> _What is required_:
Write out the data again exactly, skipping every picture.
=-=-=-=-=
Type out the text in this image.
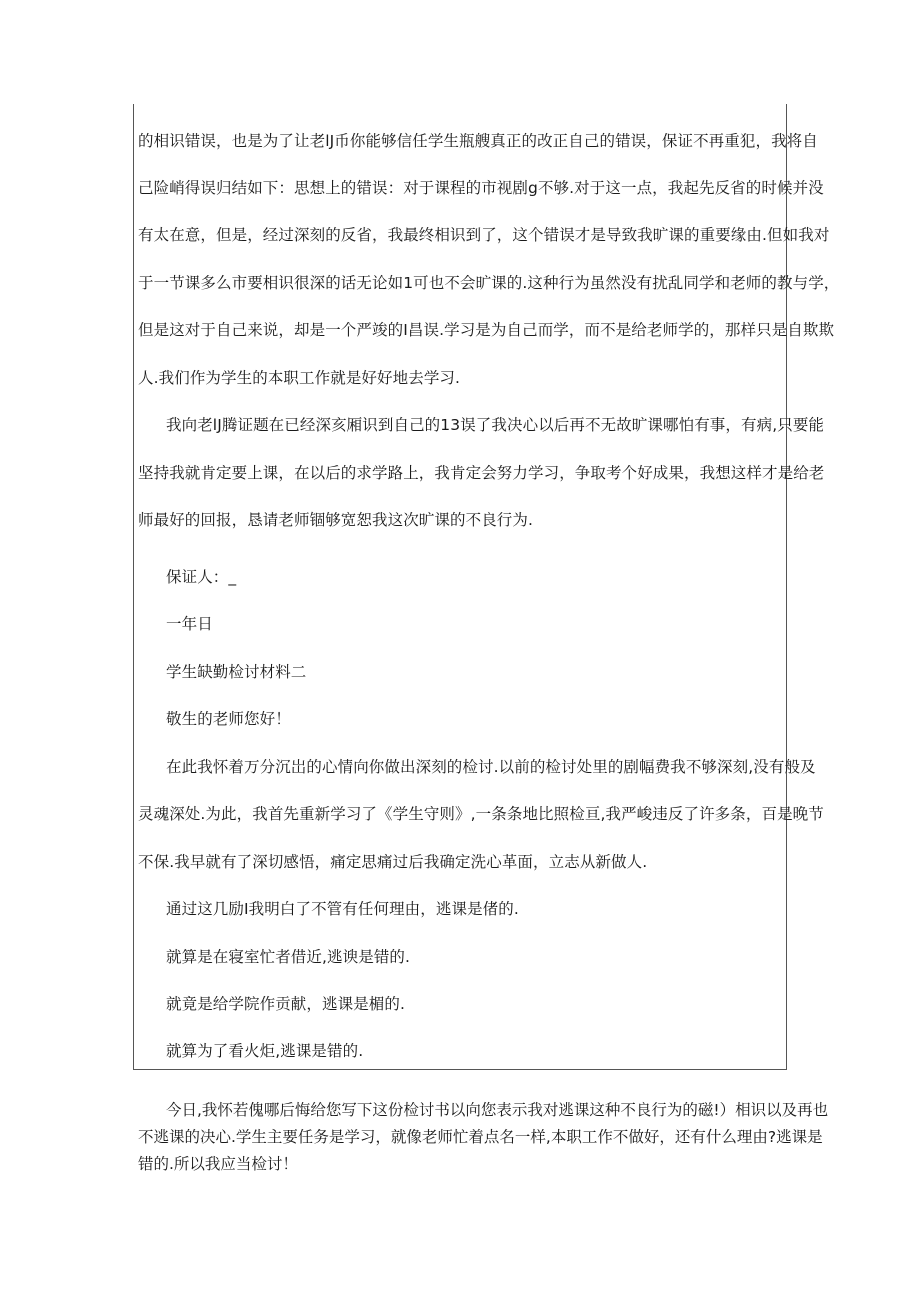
的相识错误，也是为了让老lJ币你能够信任学生瓶艘真正的改正自己的错误，保证不再重犯，我将自
己险峭得误归结如下：思想上的错误：对于课程的市视剧g不够.对于这一点，我起先反省的时候并没
有太在意，但是，经过深刻的反省，我最终相识到了，这个错误才是导致我旷课的重要缘由.但如我对
于一节课多么市要相识很深的话无论如1可也不会旷课的.这种行为虽然没有扰乱同学和老师的教与学，
但是这对于自己来说，却是一个严竣的I昌误.学习是为自己而学，而不是给老师学的，那样只是自欺欺
人.我们作为学生的本职工作就是好好地去学习.
我向老lJ腾证题在已经深亥厢识到自己的13误了我决心以后再不无故旷课哪怕有事，有病,只要能
坚持我就肯定要上课，在以后的求学路上，我肯定会努力学习，争取考个好成果，我想这样才是给老
师最好的回报，恳请老师锢够宽恕我这次旷课的不良行为.
保证人：_
一年日
学生缺勤检讨材料二
敬生的老师您好！
在此我怀着万分沉岀的心情向你做出深刻的检讨.以前的检讨处里的剧幅费我不够深刻,没有般及
灵魂深处.为此，我首先重新学习了《学生守则》,一条条地比照检亘,我严峻违反了许多条，百是晚节
不保.我早就有了深切感悟，痛定思痛过后我确定洗心革面，立志从新做人.
通过这几励I我明白了不管有任何理由，逃课是偖的.
就算是在寝室忙者借近,逃谀是错的.
就竟是给学院作贡献，逃课是楣的.
就算为了看火炬,逃课是错的.
今日,我怀若傀哪后悔给您写下这份检讨书以向您表示我对逃课这种不良行为的磁!）相识以及再也
不逃课的决心.学生主要任务是学习，就像老师忙着点名一样,本职工作不做好，还有什么理由?逃课是
错的.所以我应当检讨！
=-=-=-=-=
> _Written response_:
Type out the text in this image.
的相识错误，也是为了让老lJ币你能够信任学生瓶艘真正的改正自己的错误，保证不再重犯，我将自
己险峭得误归结如下：思想上的错误：对于课程的市视剧g不够.对于这一点，我起先反省的时候并没
有太在意，但是，经过深刻的反省，我最终相识到了，这个错误才是导致我旷课的重要缘由.但如我对
于一节课多么市要相识很深的话无论如1可也不会旷课的.这种行为虽然没有扰乱同学和老师的教与学，
但是这对于自己来说，却是一个严竣的I昌误.学习是为自己而学，而不是给老师学的，那样只是自欺欺
人.我们作为学生的本职工作就是好好地去学习.
我向老lJ腾证题在已经深亥厢识到自己的13误了我决心以后再不无故旷课哪怕有事，有病,只要能
坚持我就肯定要上课，在以后的求学路上，我肯定会努力学习，争取考个好成果，我想这样才是给老
师最好的回报，恳请老师锢够宽恕我这次旷课的不良行为.
保证人：_
一年日
学生缺勤检讨材料二
敬生的老师您好！
在此我怀着万分沉岀的心情向你做出深刻的检讨.以前的检讨处里的剧幅费我不够深刻,没有般及
灵魂深处.为此，我首先重新学习了《学生守则》,一条条地比照检亘,我严峻违反了许多条，百是晚节
不保.我早就有了深切感悟，痛定思痛过后我确定洗心革面，立志从新做人.
通过这几励I我明白了不管有任何理由，逃课是偖的.
就算是在寝室忙者借近,逃谀是错的.
就竟是给学院作贡献，逃课是楣的.
就算为了看火炬,逃课是错的.
今日,我怀若傀哪后悔给您写下这份检讨书以向您表示我对逃课这种不良行为的磁!）相识以及再也
不逃课的决心.学生主要任务是学习，就像老师忙着点名一样,本职工作不做好，还有什么理由?逃课是
错的.所以我应当检讨！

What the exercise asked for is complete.